====== MATERIAL PROVIDED ======

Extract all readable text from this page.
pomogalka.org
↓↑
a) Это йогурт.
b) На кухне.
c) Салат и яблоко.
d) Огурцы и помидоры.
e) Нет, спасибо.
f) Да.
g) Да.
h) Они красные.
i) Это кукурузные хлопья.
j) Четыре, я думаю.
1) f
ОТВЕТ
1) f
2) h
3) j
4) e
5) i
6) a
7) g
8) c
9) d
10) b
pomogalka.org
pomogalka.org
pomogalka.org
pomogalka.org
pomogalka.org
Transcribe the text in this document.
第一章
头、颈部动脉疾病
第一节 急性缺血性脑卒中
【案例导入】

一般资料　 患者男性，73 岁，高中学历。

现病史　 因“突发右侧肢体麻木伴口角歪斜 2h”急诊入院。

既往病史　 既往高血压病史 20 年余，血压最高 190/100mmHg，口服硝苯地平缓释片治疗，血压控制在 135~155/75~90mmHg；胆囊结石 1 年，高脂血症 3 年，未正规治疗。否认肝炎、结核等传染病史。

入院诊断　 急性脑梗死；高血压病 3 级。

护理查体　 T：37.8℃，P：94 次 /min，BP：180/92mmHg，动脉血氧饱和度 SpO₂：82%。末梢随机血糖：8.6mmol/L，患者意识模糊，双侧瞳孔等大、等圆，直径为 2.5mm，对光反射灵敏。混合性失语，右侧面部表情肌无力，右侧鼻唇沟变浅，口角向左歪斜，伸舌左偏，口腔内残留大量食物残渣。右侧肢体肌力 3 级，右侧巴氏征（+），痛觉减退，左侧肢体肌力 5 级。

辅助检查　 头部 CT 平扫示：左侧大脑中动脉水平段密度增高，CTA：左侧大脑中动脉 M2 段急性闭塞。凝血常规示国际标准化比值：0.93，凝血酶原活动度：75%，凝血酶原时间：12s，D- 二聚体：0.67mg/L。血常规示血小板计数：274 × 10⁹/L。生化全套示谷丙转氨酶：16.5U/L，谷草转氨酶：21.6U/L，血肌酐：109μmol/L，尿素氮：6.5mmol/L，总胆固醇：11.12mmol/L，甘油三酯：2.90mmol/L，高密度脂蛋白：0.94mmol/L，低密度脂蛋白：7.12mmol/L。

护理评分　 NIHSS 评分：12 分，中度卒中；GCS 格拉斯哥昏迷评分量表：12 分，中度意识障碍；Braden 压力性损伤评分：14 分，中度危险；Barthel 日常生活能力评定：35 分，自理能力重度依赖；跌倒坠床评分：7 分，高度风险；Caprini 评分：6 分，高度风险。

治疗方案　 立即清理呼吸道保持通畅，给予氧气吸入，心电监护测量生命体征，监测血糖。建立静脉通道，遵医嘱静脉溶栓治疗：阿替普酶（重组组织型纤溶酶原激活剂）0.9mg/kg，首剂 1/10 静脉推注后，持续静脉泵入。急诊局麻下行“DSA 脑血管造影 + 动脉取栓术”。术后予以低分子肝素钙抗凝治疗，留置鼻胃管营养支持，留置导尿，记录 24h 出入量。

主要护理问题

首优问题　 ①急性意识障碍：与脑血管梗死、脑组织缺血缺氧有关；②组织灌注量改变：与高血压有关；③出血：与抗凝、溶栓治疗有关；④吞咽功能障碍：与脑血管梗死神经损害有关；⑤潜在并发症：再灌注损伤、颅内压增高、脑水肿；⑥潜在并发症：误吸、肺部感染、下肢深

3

======

REQUIRED WORK: Copy out all of the records above with nothing altered.

THE ANSWER:
Extract all readable text from this page.
pomogalka.org
↓↑
a) Это йогурт.
b) На кухне.
c) Салат и яблоко.
d) Огурцы и помидоры.
e) Нет, спасибо.
f) Да.
g) Да.
h) Они красные.
i) Это кукурузные хлопья.
j) Четыре, я думаю.
1) f
ОТВЕТ
1) f
2) h
3) j
4) e
5) i
6) a
7) g
8) c
9) d
10) b
pomogalka.org
pomogalka.org
pomogalka.org
pomogalka.org
pomogalka.org
Transcribe the text in this document.
第一章
头、颈部动脉疾病
第一节 急性缺血性脑卒中
【案例导入】

一般资料　 患者男性，73 岁，高中学历。

现病史　 因“突发右侧肢体麻木伴口角歪斜 2h”急诊入院。

既往病史　 既往高血压病史 20 年余，血压最高 190/100mmHg，口服硝苯地平缓释片治疗，血压控制在 135~155/75~90mmHg；胆囊结石 1 年，高脂血症 3 年，未正规治疗。否认肝炎、结核等传染病史。

入院诊断　 急性脑梗死；高血压病 3 级。

护理查体　 T：37.8℃，P：94 次 /min，BP：180/92mmHg，动脉血氧饱和度 SpO₂：82%。末梢随机血糖：8.6mmol/L，患者意识模糊，双侧瞳孔等大、等圆，直径为 2.5mm，对光反射灵敏。混合性失语，右侧面部表情肌无力，右侧鼻唇沟变浅，口角向左歪斜，伸舌左偏，口腔内残留大量食物残渣。右侧肢体肌力 3 级，右侧巴氏征（+），痛觉减退，左侧肢体肌力 5 级。

辅助检查　 头部 CT 平扫示：左侧大脑中动脉水平段密度增高，CTA：左侧大脑中动脉 M2 段急性闭塞。凝血常规示国际标准化比值：0.93，凝血酶原活动度：75%，凝血酶原时间：12s，D- 二聚体：0.67mg/L。血常规示血小板计数：274 × 10⁹/L。生化全套示谷丙转氨酶：16.5U/L，谷草转氨酶：21.6U/L，血肌酐：109μmol/L，尿素氮：6.5mmol/L，总胆固醇：11.12mmol/L，甘油三酯：2.90mmol/L，高密度脂蛋白：0.94mmol/L，低密度脂蛋白：7.12mmol/L。

护理评分　 NIHSS 评分：12 分，中度卒中；GCS 格拉斯哥昏迷评分量表：12 分，中度意识障碍；Braden 压力性损伤评分：14 分，中度危险；Barthel 日常生活能力评定：35 分，自理能力重度依赖；跌倒坠床评分：7 分，高度风险；Caprini 评分：6 分，高度风险。

治疗方案　 立即清理呼吸道保持通畅，给予氧气吸入，心电监护测量生命体征，监测血糖。建立静脉通道，遵医嘱静脉溶栓治疗：阿替普酶（重组组织型纤溶酶原激活剂）0.9mg/kg，首剂 1/10 静脉推注后，持续静脉泵入。急诊局麻下行“DSA 脑血管造影 + 动脉取栓术”。术后予以低分子肝素钙抗凝治疗，留置鼻胃管营养支持，留置导尿，记录 24h 出入量。

主要护理问题

首优问题　 ①急性意识障碍：与脑血管梗死、脑组织缺血缺氧有关；②组织灌注量改变：与高血压有关；③出血：与抗凝、溶栓治疗有关；④吞咽功能障碍：与脑血管梗死神经损害有关；⑤潜在并发症：再灌注损伤、颅内压增高、脑水肿；⑥潜在并发症：误吸、肺部感染、下肢深

3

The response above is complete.